### What you need to do
Beneath this task is a listing; retype all of it exactly.

Records that describe figures
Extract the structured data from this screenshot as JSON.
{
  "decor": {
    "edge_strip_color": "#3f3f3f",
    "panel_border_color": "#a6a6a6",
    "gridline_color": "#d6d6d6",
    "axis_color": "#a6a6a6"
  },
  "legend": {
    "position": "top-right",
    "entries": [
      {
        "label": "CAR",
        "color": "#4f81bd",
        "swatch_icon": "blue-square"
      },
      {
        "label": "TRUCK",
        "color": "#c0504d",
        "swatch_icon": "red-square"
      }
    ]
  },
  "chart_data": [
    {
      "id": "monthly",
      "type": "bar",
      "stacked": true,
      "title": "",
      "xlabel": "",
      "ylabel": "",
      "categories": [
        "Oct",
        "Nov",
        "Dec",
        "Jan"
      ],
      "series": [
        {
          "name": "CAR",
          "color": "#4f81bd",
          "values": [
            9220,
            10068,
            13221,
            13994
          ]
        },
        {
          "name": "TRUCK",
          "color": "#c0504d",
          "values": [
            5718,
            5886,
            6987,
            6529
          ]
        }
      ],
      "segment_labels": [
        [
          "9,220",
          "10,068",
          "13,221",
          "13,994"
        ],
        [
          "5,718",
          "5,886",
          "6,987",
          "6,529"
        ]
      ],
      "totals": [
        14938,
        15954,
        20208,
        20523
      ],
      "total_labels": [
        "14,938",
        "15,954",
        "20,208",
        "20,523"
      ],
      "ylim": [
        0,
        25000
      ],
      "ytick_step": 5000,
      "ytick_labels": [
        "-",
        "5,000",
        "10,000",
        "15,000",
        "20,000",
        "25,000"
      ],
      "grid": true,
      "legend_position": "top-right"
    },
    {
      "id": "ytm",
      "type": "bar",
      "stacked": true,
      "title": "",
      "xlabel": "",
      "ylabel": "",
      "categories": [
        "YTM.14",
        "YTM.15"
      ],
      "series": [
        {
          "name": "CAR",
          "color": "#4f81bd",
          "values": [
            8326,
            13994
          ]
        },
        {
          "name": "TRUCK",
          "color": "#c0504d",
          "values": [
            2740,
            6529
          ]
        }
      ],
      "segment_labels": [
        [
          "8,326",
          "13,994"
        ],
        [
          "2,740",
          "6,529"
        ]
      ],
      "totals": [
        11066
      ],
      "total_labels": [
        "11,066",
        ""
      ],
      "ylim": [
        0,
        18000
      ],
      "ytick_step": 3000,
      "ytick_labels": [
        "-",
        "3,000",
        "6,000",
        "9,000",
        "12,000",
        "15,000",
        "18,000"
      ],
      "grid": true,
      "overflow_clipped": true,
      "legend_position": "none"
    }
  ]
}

### Full solution
Extract the structured data from this screenshot as JSON.
{
  "decor": {
    "edge_strip_color": "#3f3f3f",
    "panel_border_color": "#a6a6a6",
    "gridline_color": "#d6d6d6",
    "axis_color": "#a6a6a6"
  },
  "legend": {
    "position": "top-right",
    "entries": [
      {
        "label": "CAR",
        "color": "#4f81bd",
        "swatch_icon": "blue-square"
      },
      {
        "label": "TRUCK",
        "color": "#c0504d",
        "swatch_icon": "red-square"
      }
    ]
  },
  "chart_data": [
    {
      "id": "monthly",
      "type": "bar",
      "stacked": true,
      "title": "",
      "xlabel": "",
      "ylabel": "",
      "categories": [
        "Oct",
        "Nov",
        "Dec",
        "Jan"
      ],
      "series": [
        {
          "name": "CAR",
          "color": "#4f81bd",
          "values": [
            9220,
            10068,
            13221,
            13994
          ]
        },
        {
          "name": "TRUCK",
          "color": "#c0504d",
          "values": [
            5718,
            5886,
            6987,
            6529
          ]
        }
      ],
      "segment_labels": [
        [
          "9,220",
          "10,068",
          "13,221",
          "13,994"
        ],
        [
          "5,718",
          "5,886",
          "6,987",
          "6,529"
        ]
      ],
      "totals": [
        14938,
        15954,
        20208,
        20523
      ],
      "total_labels": [
        "14,938",
        "15,954",
        "20,208",
        "20,523"
      ],
      "ylim": [
        0,
        25000
      ],
      "ytick_step": 5000,
      "ytick_labels": [
        "-",
        "5,000",
        "10,000",
        "15,000",
        "20,000",
        "25,000"
      ],
      "grid": true,
      "legend_position": "top-right"
    },
    {
      "id": "ytm",
      "type": "bar",
      "stacked": true,
      "title": "",
      "xlabel": "",
      "ylabel": "",
      "categories": [
        "YTM.14",
        "YTM.15"
      ],
      "series": [
        {
          "name": "CAR",
          "color": "#4f81bd",
          "values": [
            8326,
            13994
          ]
        },
        {
          "name": "TRUCK",
          "color": "#c0504d",
          "values": [
            2740,
            6529
          ]
        }
      ],
      "segment_labels": [
        [
          "8,326",
          "13,994"
        ],
        [
          "2,740",
          "6,529"
        ]
      ],
      "totals": [
        11066
      ],
      "total_labels": [
        "11,066",
        ""
      ],
      "ylim": [
        0,
        18000
      ],
      "ytick_step": 3000,
      "ytick_labels": [
        "-",
        "3,000",
        "6,000",
        "9,000",
        "12,000",
        "15,000",
        "18,000"
      ],
      "grid": true,
      "overflow_clipped": true,
      "legend_position": "none"
    }
  ]
}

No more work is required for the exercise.